→ **Exercise directions**
Only a number is expected: how many lines in the data below contain the word "पहरम".

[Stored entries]
— START —
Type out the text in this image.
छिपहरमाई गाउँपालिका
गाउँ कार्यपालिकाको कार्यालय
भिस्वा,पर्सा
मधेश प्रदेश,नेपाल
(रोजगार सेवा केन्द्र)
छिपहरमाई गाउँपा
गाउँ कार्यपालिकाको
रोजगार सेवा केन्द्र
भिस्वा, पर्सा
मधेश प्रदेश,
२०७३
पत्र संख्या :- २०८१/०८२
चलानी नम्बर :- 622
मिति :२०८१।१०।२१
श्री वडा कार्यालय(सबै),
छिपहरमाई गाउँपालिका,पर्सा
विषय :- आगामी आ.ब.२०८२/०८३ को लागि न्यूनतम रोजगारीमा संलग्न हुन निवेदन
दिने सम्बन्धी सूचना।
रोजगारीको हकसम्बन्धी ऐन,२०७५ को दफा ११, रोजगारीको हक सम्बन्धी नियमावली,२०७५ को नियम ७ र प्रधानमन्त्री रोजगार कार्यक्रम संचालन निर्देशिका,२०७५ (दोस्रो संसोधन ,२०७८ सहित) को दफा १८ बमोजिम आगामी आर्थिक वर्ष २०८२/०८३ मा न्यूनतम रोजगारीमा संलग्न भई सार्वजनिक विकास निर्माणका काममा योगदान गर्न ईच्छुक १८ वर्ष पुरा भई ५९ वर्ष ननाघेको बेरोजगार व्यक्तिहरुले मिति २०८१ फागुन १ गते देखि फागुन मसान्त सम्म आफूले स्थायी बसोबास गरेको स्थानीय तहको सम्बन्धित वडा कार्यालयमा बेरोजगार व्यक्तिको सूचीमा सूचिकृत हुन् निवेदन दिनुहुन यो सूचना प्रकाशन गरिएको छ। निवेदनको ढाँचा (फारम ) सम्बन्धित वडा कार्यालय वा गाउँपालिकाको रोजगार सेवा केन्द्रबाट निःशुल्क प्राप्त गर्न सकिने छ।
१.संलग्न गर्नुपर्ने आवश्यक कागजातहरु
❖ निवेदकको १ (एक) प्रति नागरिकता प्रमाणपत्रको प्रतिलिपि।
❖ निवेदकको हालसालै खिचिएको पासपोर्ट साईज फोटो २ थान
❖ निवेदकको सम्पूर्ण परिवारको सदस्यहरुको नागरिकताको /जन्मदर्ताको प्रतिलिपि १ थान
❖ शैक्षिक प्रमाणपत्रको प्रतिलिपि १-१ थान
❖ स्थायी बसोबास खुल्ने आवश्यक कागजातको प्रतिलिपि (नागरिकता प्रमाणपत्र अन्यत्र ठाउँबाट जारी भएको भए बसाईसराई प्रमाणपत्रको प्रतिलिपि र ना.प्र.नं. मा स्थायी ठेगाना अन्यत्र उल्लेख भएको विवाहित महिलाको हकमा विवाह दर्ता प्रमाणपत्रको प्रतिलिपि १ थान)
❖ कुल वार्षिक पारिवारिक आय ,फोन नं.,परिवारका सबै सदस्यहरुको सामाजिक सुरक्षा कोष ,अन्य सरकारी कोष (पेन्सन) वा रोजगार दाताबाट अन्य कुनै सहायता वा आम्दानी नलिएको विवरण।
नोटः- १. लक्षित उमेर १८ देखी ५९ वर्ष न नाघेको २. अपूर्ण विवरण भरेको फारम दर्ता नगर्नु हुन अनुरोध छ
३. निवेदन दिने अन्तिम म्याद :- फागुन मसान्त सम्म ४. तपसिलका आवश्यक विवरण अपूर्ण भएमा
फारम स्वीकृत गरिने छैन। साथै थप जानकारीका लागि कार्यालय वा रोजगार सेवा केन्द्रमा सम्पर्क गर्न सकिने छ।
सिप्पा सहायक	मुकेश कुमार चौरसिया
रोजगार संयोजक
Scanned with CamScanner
— END —
→ **Response to this exercise**
3